Which lines include the word "bottom"? Copy each of them.

——————————

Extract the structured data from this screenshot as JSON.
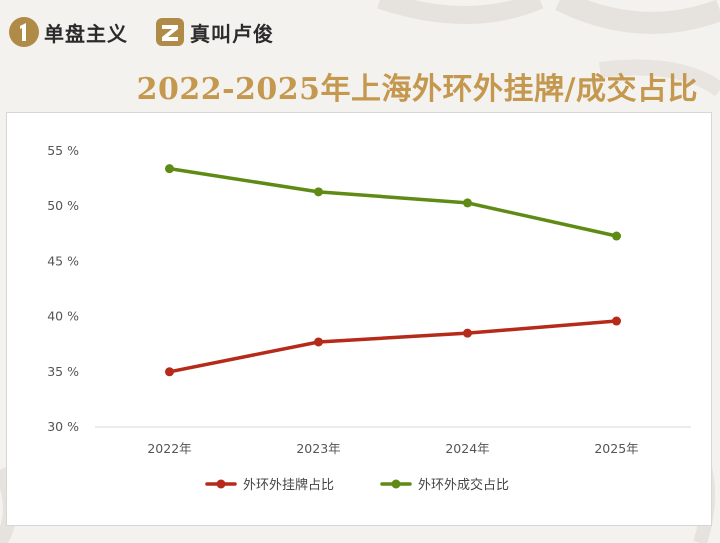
{
  "header": {
    "brand1": {
      "name": "单盘主义",
      "icon": "digit-one-logo-icon",
      "color": "#b08a47"
    },
    "brand2": {
      "name": "真叫卢俊",
      "icon": "letter-z-logo-icon",
      "color": "#b08a47"
    }
  },
  "title": "2022-2025年上海外环外挂牌/成交占比",
  "colors": {
    "title": "#c4984e",
    "series1": "#b52a18",
    "series2": "#5f8a13"
  },
  "chart_data": {
    "type": "line",
    "title": "2022-2025年上海外环外挂牌/成交占比",
    "categories": [
      "2022年",
      "2023年",
      "2024年",
      "2025年"
    ],
    "y_ticks": [
      "30 %",
      "35 %",
      "40 %",
      "45 %",
      "50 %",
      "55 %"
    ],
    "ylim": [
      30,
      55
    ],
    "y_unit": "%",
    "grid": false,
    "legend_position": "bottom",
    "series": [
      {
        "name": "外环外挂牌占比",
        "color": "#b52a18",
        "values": [
          35.0,
          37.7,
          38.5,
          39.6
        ]
      },
      {
        "name": "外环外成交占比",
        "color": "#5f8a13",
        "values": [
          53.4,
          51.3,
          50.3,
          47.3
        ]
      }
    ]
  }
}
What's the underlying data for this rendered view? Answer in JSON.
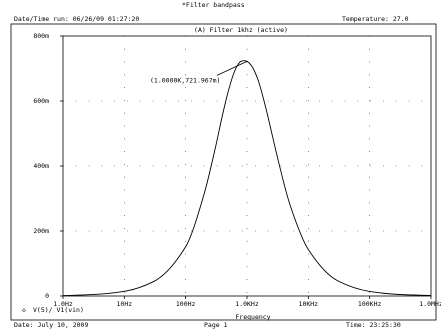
{
  "header": {
    "title": "*Filter bandpass",
    "datetime_run": "Date/Time run: 06/26/09 01:27:20",
    "temperature": "Temperature: 27.0"
  },
  "footer": {
    "date": "Date: July 10, 2009",
    "page": "Page 1",
    "time": "Time: 23:25:30"
  },
  "chart_data": {
    "type": "line",
    "title": "(A) Filter 1khz (active)",
    "xlabel": "Frequency",
    "ylabel": "",
    "xscale": "log",
    "xlim": [
      1,
      1000000
    ],
    "ylim": [
      0,
      0.8
    ],
    "grid": "dotted",
    "x_ticks": [
      {
        "value": 1,
        "label": "1.0Hz"
      },
      {
        "value": 10,
        "label": "10Hz"
      },
      {
        "value": 100,
        "label": "100Hz"
      },
      {
        "value": 1000,
        "label": "1.0KHz"
      },
      {
        "value": 10000,
        "label": "10KHz"
      },
      {
        "value": 100000,
        "label": "100KHz"
      },
      {
        "value": 1000000,
        "label": "1.0MHz"
      }
    ],
    "y_ticks": [
      {
        "value": 0,
        "label": "0"
      },
      {
        "value": 0.2,
        "label": "200m"
      },
      {
        "value": 0.4,
        "label": "400m"
      },
      {
        "value": 0.6,
        "label": "600m"
      },
      {
        "value": 0.8,
        "label": "800m"
      }
    ],
    "series": [
      {
        "name": "V(5)/ V1(vin)",
        "marker": "◇",
        "color": "#000000",
        "x": [
          1,
          3,
          10,
          30,
          100,
          200,
          300,
          400,
          500,
          600,
          700,
          800,
          900,
          1000,
          1200,
          1500,
          2000,
          2500,
          3000,
          5000,
          10000,
          30000,
          100000,
          300000,
          1000000
        ],
        "values": [
          0.0014,
          0.0043,
          0.0145,
          0.0444,
          0.152,
          0.314,
          0.45,
          0.558,
          0.633,
          0.682,
          0.71,
          0.722,
          0.724,
          0.722,
          0.707,
          0.667,
          0.583,
          0.506,
          0.442,
          0.282,
          0.143,
          0.047,
          0.0141,
          0.0046,
          0.0014
        ]
      }
    ],
    "annotations": [
      {
        "text": "(1.0000K,721.967m)",
        "x": 1000,
        "y": 0.722
      }
    ]
  }
}
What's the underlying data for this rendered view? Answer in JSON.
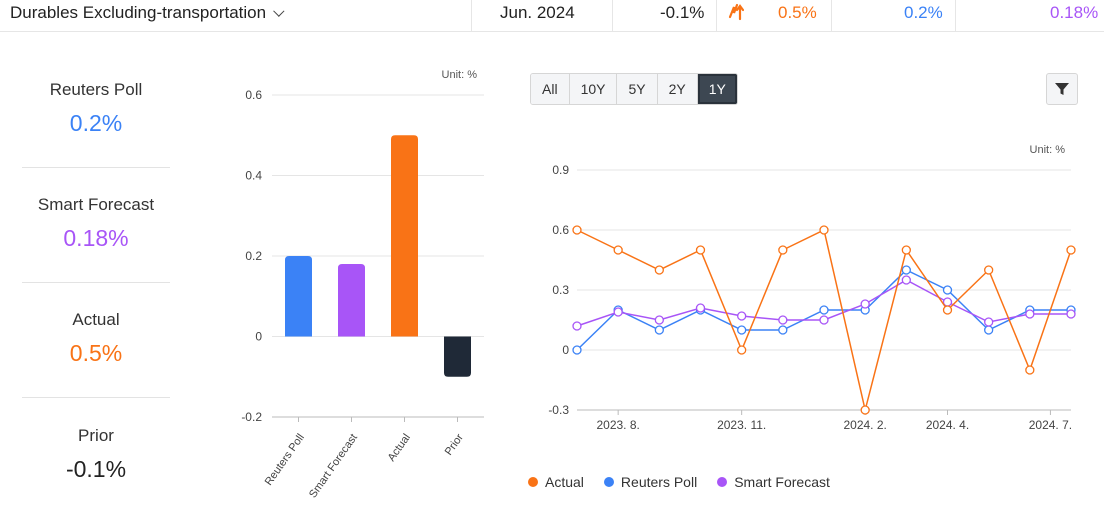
{
  "header": {
    "indicator_name": "Durables Excluding-transportation",
    "period": "Jun. 2024",
    "prior": "-0.1%",
    "actual": "0.5%",
    "reuters_poll": "0.2%",
    "smart_forecast": "0.18%"
  },
  "stats": {
    "reuters_label": "Reuters Poll",
    "reuters_value": "0.2%",
    "smart_label": "Smart Forecast",
    "smart_value": "0.18%",
    "actual_label": "Actual",
    "actual_value": "0.5%",
    "prior_label": "Prior",
    "prior_value": "-0.1%"
  },
  "range_buttons": [
    "All",
    "10Y",
    "5Y",
    "2Y",
    "1Y"
  ],
  "active_range": "1Y",
  "colors": {
    "actual": "#f97316",
    "reuters": "#3b82f6",
    "smart": "#a855f7",
    "prior": "#1f2937",
    "negative_text": "#222222"
  },
  "chart_data": [
    {
      "type": "bar",
      "unit_label": "Unit: %",
      "categories": [
        "Reuters Poll",
        "Smart Forecast",
        "Actual",
        "Prior"
      ],
      "values": [
        0.2,
        0.18,
        0.5,
        -0.1
      ],
      "yticks": [
        0.6,
        0.4,
        0.2,
        0,
        -0.2
      ],
      "ytick_labels": [
        "0.6",
        "0.4",
        "0.2",
        "0",
        "-0.2"
      ],
      "ylim": [
        -0.2,
        0.6
      ]
    },
    {
      "type": "line",
      "unit_label": "Unit: %",
      "yticks": [
        0.9,
        0.6,
        0.3,
        0,
        -0.3
      ],
      "ytick_labels": [
        "0.9",
        "0.6",
        "0.3",
        "0",
        "-0.3"
      ],
      "ylim": [
        -0.3,
        0.9
      ],
      "xtick_labels": [
        "2023. 8.",
        "2023. 11.",
        "2024. 2.",
        "2024. 4.",
        "2024. 7."
      ],
      "xtick_index": [
        2,
        8,
        14,
        18,
        23
      ],
      "series": [
        {
          "name": "Actual",
          "values": [
            0.6,
            0.5,
            0.4,
            0.5,
            0.0,
            0.5,
            0.6,
            -0.3,
            0.5,
            0.2,
            0.4,
            -0.1,
            0.5
          ]
        },
        {
          "name": "Reuters Poll",
          "values": [
            0.0,
            0.2,
            0.1,
            0.2,
            0.1,
            0.1,
            0.2,
            0.2,
            0.4,
            0.3,
            0.1,
            0.2,
            0.2
          ]
        },
        {
          "name": "Smart Forecast",
          "values": [
            0.12,
            0.19,
            0.15,
            0.21,
            0.17,
            0.15,
            0.15,
            0.23,
            0.35,
            0.24,
            0.14,
            0.18,
            0.18
          ]
        }
      ]
    }
  ]
}
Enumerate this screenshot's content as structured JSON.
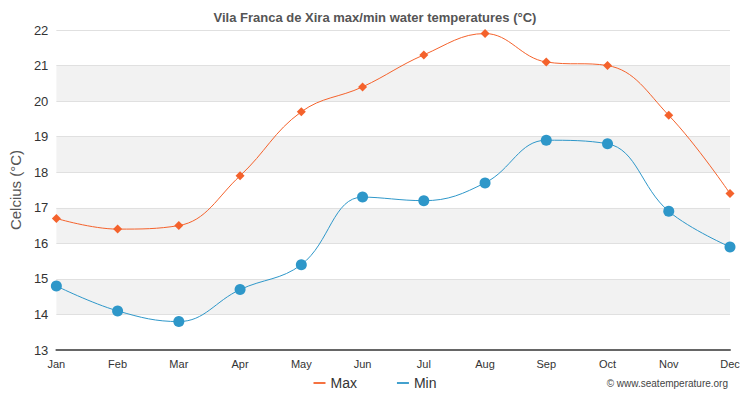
{
  "chart_data": {
    "type": "line",
    "title": "Vila Franca de Xira max/min water temperatures (°C)",
    "y_label": "Celcius (°C)",
    "categories": [
      "Jan",
      "Feb",
      "Mar",
      "Apr",
      "May",
      "Jun",
      "Jul",
      "Aug",
      "Sep",
      "Oct",
      "Nov",
      "Dec"
    ],
    "series": [
      {
        "name": "Max",
        "color": "#f4622c",
        "marker": "diamond",
        "line_style": "solid",
        "values": [
          16.7,
          16.4,
          16.5,
          17.9,
          19.7,
          20.4,
          21.3,
          21.9,
          21.1,
          21.0,
          19.6,
          17.4
        ]
      },
      {
        "name": "Min",
        "color": "#2e97c9",
        "marker": "circle",
        "line_style": "solid",
        "values": [
          14.8,
          14.1,
          13.8,
          14.7,
          15.4,
          17.3,
          17.2,
          17.7,
          18.9,
          18.8,
          16.9,
          15.9
        ]
      }
    ],
    "ylim": [
      13,
      22
    ],
    "yticks": [
      13,
      14,
      15,
      16,
      17,
      18,
      19,
      20,
      21,
      22
    ],
    "grid": true,
    "legend": "bottom",
    "annotations": [
      "© www.seatemperature.org"
    ]
  }
}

——————————

**Answer to the exercise**:
    "legend_position": "bottom",
    "legend": "bottom",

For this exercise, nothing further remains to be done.